No images are to be carried over; print all other material exactly as it stands.

== Input material ==

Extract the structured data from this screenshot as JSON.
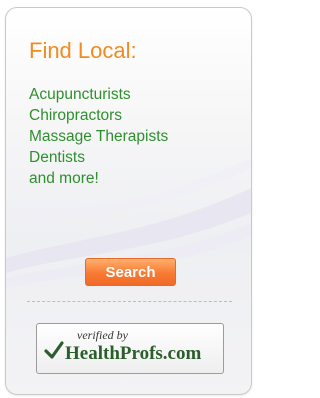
{
  "widget": {
    "title": "Find Local:",
    "links": [
      "Acupuncturists",
      "Chiropractors",
      "Massage Therapists",
      "Dentists",
      "and more!"
    ],
    "search_label": "Search",
    "badge": {
      "verified_text": "verified by",
      "brand_text": "HealthProfs.com"
    }
  },
  "colors": {
    "title": "#f28b1f",
    "links": "#2f8f2f",
    "button": "#f97a33",
    "badge_brand": "#2b5e2b"
  }
}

===

Output of the task
Extract the structured data from this screenshot as JSON.
{
  "widget": {
    "title": "Find Local:",
    "links": [
      "Acupuncturists",
      "Chiropractors",
      "Massage Therapists",
      "Dentists",
      "and more!"
    ],
    "search_label": "Search",
    "badge": {
      "verified_text": "verified by",
      "brand_text": "HealthProfs.com"
    }
  },
  "colors": {
    "title": "#f28b1f",
    "links": "#2f8f2f",
    "button": "#f97a33",
    "badge_brand": "#2b5e2b"
  }
}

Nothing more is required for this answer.